#### Directions for this task:
Which lines hold the word "triangle"? Show each of them.

#### Figure record listings:
◆ ◆ ◆

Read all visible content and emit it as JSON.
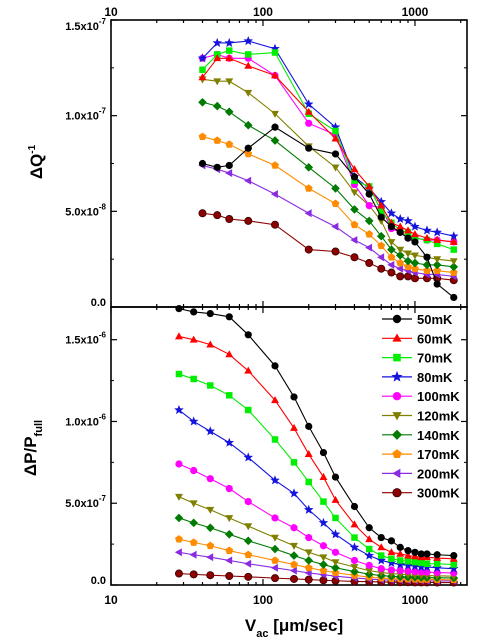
{
  "x_tick_labels": [
    "10",
    "100",
    "1000"
  ],
  "series_names": [
    "50mK",
    "60mK",
    "70mK",
    "80mK",
    "100mK",
    "120mK",
    "140mK",
    "170mK",
    "200mK",
    "300mK"
  ],
  "colors": {
    "50mK": "#000000",
    "60mK": "#ff0000",
    "70mK": "#00ee00",
    "80mK": "#1414dc",
    "100mK": "#ff00ff",
    "120mK": "#808000",
    "140mK": "#007a00",
    "170mK": "#ff8c00",
    "200mK": "#8a2be2",
    "300mK": "#8b0000"
  },
  "markers": {
    "50mK": "circle",
    "60mK": "triangle-up",
    "70mK": "square",
    "80mK": "star",
    "100mK": "circle",
    "120mK": "triangle-down",
    "140mK": "diamond",
    "170mK": "pentagon",
    "200mK": "triangle-left",
    "300mK": "sphere"
  },
  "chart_data": [
    {
      "type": "line",
      "xscale": "log",
      "xlim": [
        10,
        2200
      ],
      "ylim": [
        0,
        1.5e-07
      ],
      "ylabel_main": "ΔQ",
      "ylabel_sup": "-1",
      "xlabel": "",
      "y_tick_labels": [
        {
          "value": 0,
          "mant": "0.0",
          "exp": ""
        },
        {
          "value": 5e-08,
          "mant": "5.0x10",
          "exp": "-8"
        },
        {
          "value": 1e-07,
          "mant": "1.0x10",
          "exp": "-7"
        },
        {
          "value": 1.5e-07,
          "mant": "1.5x10",
          "exp": "-7"
        }
      ],
      "x": [
        40,
        50,
        60,
        80,
        120,
        200,
        300,
        400,
        500,
        600,
        700,
        800,
        900,
        1000,
        1200,
        1400,
        1800
      ],
      "series": [
        {
          "name": "50mK",
          "values": [
            7.5e-08,
            7.3e-08,
            7.4e-08,
            8.3e-08,
            9.4e-08,
            8.3e-08,
            8e-08,
            6.8e-08,
            5.9e-08,
            4.7e-08,
            4.2e-08,
            3.9e-08,
            3.6e-08,
            3.4e-08,
            2.6e-08,
            1.2e-08,
            5e-09
          ]
        },
        {
          "name": "60mK",
          "values": [
            1.2e-07,
            1.3e-07,
            1.3e-07,
            1.26e-07,
            1.21e-07,
            1.02e-07,
            8.8e-08,
            7.2e-08,
            6.3e-08,
            5.3e-08,
            4.4e-08,
            4.2e-08,
            4e-08,
            3.8e-08,
            3.6e-08,
            3.5e-08,
            3.4e-08
          ]
        },
        {
          "name": "70mK",
          "values": [
            1.24e-07,
            1.32e-07,
            1.34e-07,
            1.32e-07,
            1.33e-07,
            1.01e-07,
            9.2e-08,
            6.6e-08,
            6.3e-08,
            5e-08,
            4.4e-08,
            4e-08,
            3.9e-08,
            3.6e-08,
            3.5e-08,
            3.3e-08,
            3e-08
          ]
        },
        {
          "name": "80mK",
          "values": [
            1.3e-07,
            1.38e-07,
            1.38e-07,
            1.39e-07,
            1.35e-07,
            1.06e-07,
            9.4e-08,
            6.8e-08,
            6.2e-08,
            5.5e-08,
            4.9e-08,
            4.6e-08,
            4.5e-08,
            4.2e-08,
            4e-08,
            3.9e-08,
            3.7e-08
          ]
        },
        {
          "name": "100mK",
          "values": [
            1.3e-07,
            1.32e-07,
            1.3e-07,
            1.3e-07,
            1.21e-07,
            9.6e-08,
            9e-08,
            6.4e-08,
            5.3e-08,
            5.2e-08,
            4.1e-08,
            3.9e-08,
            3.6e-08,
            3.6e-08,
            3.5e-08,
            3.5e-08,
            3.4e-08
          ]
        },
        {
          "name": "120mK",
          "values": [
            1.19e-07,
            1.18e-07,
            1.18e-07,
            1.12e-07,
            1.01e-07,
            8.4e-08,
            7.3e-08,
            6e-08,
            5.3e-08,
            4.5e-08,
            3.4e-08,
            3e-08,
            2.8e-08,
            2.7e-08,
            2.6e-08,
            2.5e-08,
            2.4e-08
          ]
        },
        {
          "name": "140mK",
          "values": [
            1.07e-07,
            1.05e-07,
            1.02e-07,
            9.5e-08,
            8.7e-08,
            7.3e-08,
            6.2e-08,
            5.1e-08,
            4.5e-08,
            3.7e-08,
            3e-08,
            2.7e-08,
            2.4e-08,
            2.3e-08,
            2.2e-08,
            2.2e-08,
            2.1e-08
          ]
        },
        {
          "name": "170mK",
          "values": [
            8.9e-08,
            8.7e-08,
            8.5e-08,
            8e-08,
            7.4e-08,
            6.2e-08,
            5.4e-08,
            4.3e-08,
            3.8e-08,
            3.2e-08,
            2.6e-08,
            2.3e-08,
            2.1e-08,
            2e-08,
            1.9e-08,
            1.9e-08,
            1.8e-08
          ]
        },
        {
          "name": "200mK",
          "values": [
            7.4e-08,
            7.2e-08,
            7e-08,
            6.6e-08,
            5.9e-08,
            4.9e-08,
            4.2e-08,
            3.5e-08,
            3.1e-08,
            2.6e-08,
            2.2e-08,
            2e-08,
            1.9e-08,
            1.8e-08,
            1.7e-08,
            1.7e-08,
            1.6e-08
          ]
        },
        {
          "name": "300mK",
          "values": [
            4.9e-08,
            4.8e-08,
            4.6e-08,
            4.5e-08,
            4.3e-08,
            3e-08,
            2.9e-08,
            2.6e-08,
            2.3e-08,
            2e-08,
            1.8e-08,
            1.6e-08,
            1.6e-08,
            1.5e-08,
            1.5e-08,
            1.5e-08,
            1.4e-08
          ]
        }
      ]
    },
    {
      "type": "line",
      "xscale": "log",
      "xlim": [
        10,
        2200
      ],
      "ylim": [
        0,
        1.7e-06
      ],
      "ylabel_main": "ΔP/P",
      "ylabel_sub": "full",
      "xlabel_main": "V",
      "xlabel_sub": "ac",
      "xlabel_unit": " [μm/sec]",
      "legend": "right",
      "y_tick_labels": [
        {
          "value": 0,
          "mant": "0.0",
          "exp": ""
        },
        {
          "value": 5e-07,
          "mant": "5.0x10",
          "exp": "-7"
        },
        {
          "value": 1e-06,
          "mant": "1.0x10",
          "exp": "-6"
        },
        {
          "value": 1.5e-06,
          "mant": "1.5x10",
          "exp": "-6"
        }
      ],
      "x": [
        28,
        35,
        45,
        60,
        80,
        120,
        160,
        200,
        250,
        300,
        400,
        500,
        600,
        700,
        800,
        900,
        1000,
        1100,
        1200,
        1400,
        1800
      ],
      "series": [
        {
          "name": "50mK",
          "values": [
            1.69e-06,
            1.67e-06,
            1.66e-06,
            1.64e-06,
            1.53e-06,
            1.34e-06,
            1.15e-06,
            9.7e-07,
            8.1e-07,
            6.6e-07,
            4.8e-07,
            3.5e-07,
            2.9e-07,
            2.7e-07,
            2.3e-07,
            2.1e-07,
            2e-07,
            1.9e-07,
            1.9e-07,
            1.85e-07,
            1.8e-07
          ]
        },
        {
          "name": "60mK",
          "values": [
            1.52e-06,
            1.5e-06,
            1.47e-06,
            1.41e-06,
            1.31e-06,
            1.13e-06,
            9.6e-07,
            8e-07,
            6.6e-07,
            5.2e-07,
            3.7e-07,
            2.8e-07,
            2.3e-07,
            2e-07,
            1.9e-07,
            1.8e-07,
            1.75e-07,
            1.7e-07,
            1.7e-07,
            1.65e-07,
            1.6e-07
          ]
        },
        {
          "name": "70mK",
          "values": [
            1.29e-06,
            1.26e-06,
            1.22e-06,
            1.16e-06,
            1.07e-06,
            8.9e-07,
            7.5e-07,
            6.3e-07,
            5.1e-07,
            4.1e-07,
            2.9e-07,
            2.2e-07,
            1.8e-07,
            1.6e-07,
            1.5e-07,
            1.45e-07,
            1.4e-07,
            1.35e-07,
            1.3e-07,
            1.3e-07,
            1.25e-07
          ]
        },
        {
          "name": "80mK",
          "values": [
            1.07e-06,
            1e-06,
            9.4e-07,
            8.7e-07,
            7.8e-07,
            6.4e-07,
            5.6e-07,
            4.6e-07,
            3.8e-07,
            3.1e-07,
            2.3e-07,
            1.8e-07,
            1.5e-07,
            1.35e-07,
            1.25e-07,
            1.2e-07,
            1.15e-07,
            1.1e-07,
            1.1e-07,
            1.05e-07,
            1e-07
          ]
        },
        {
          "name": "100mK",
          "values": [
            7.4e-07,
            7e-07,
            6.5e-07,
            5.9e-07,
            5.1e-07,
            4.1e-07,
            3.5e-07,
            2.9e-07,
            2.4e-07,
            2e-07,
            1.5e-07,
            1.2e-07,
            1e-07,
            9.2e-08,
            8.8e-08,
            8.5e-08,
            8.2e-08,
            8e-08,
            7.8e-08,
            7.6e-08,
            7.4e-08
          ]
        },
        {
          "name": "120mK",
          "values": [
            5.4e-07,
            5e-07,
            4.6e-07,
            4.1e-07,
            3.6e-07,
            2.9e-07,
            2.4e-07,
            2e-07,
            1.7e-07,
            1.4e-07,
            1.1e-07,
            8.8e-08,
            7.6e-08,
            7e-08,
            6.6e-08,
            6.3e-08,
            6.1e-08,
            5.9e-08,
            5.8e-08,
            5.6e-08,
            5.4e-08
          ]
        },
        {
          "name": "140mK",
          "values": [
            4.1e-07,
            3.8e-07,
            3.5e-07,
            3.1e-07,
            2.7e-07,
            2.2e-07,
            1.8e-07,
            1.5e-07,
            1.25e-07,
            1.05e-07,
            8.2e-08,
            6.6e-08,
            5.8e-08,
            5.3e-08,
            5e-08,
            4.8e-08,
            4.7e-08,
            4.6e-08,
            4.5e-08,
            4.4e-08,
            4.3e-08
          ]
        },
        {
          "name": "170mK",
          "values": [
            2.8e-07,
            2.6e-07,
            2.4e-07,
            2.1e-07,
            1.85e-07,
            1.5e-07,
            1.25e-07,
            1.05e-07,
            8.8e-08,
            7.5e-08,
            5.9e-08,
            4.8e-08,
            4.2e-08,
            3.9e-08,
            3.7e-08,
            3.6e-08,
            3.5e-08,
            3.4e-08,
            3.4e-08,
            3.3e-08,
            3.2e-08
          ]
        },
        {
          "name": "200mK",
          "values": [
            2e-07,
            1.85e-07,
            1.7e-07,
            1.5e-07,
            1.3e-07,
            1.05e-07,
            8.8e-08,
            7.4e-08,
            6.3e-08,
            5.4e-08,
            4.3e-08,
            3.6e-08,
            3.2e-08,
            3e-08,
            2.9e-08,
            2.8e-08,
            2.7e-08,
            2.6e-08,
            2.6e-08,
            2.5e-08,
            2.5e-08
          ]
        },
        {
          "name": "300mK",
          "values": [
            7e-08,
            6.5e-08,
            6e-08,
            5.5e-08,
            5e-08,
            4.2e-08,
            3.7e-08,
            3.3e-08,
            2.9e-08,
            2.6e-08,
            2.2e-08,
            2e-08,
            1.9e-08,
            1.8e-08,
            1.7e-08,
            1.7e-08,
            1.6e-08,
            1.6e-08,
            1.6e-08,
            1.5e-08,
            1.5e-08
          ]
        }
      ]
    }
  ]
}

◆ ◆ ◆

#### Answer in full:
    "60mK": "triangle-up",
    "120mK": "triangle-down",
    "200mK": "triangle-left",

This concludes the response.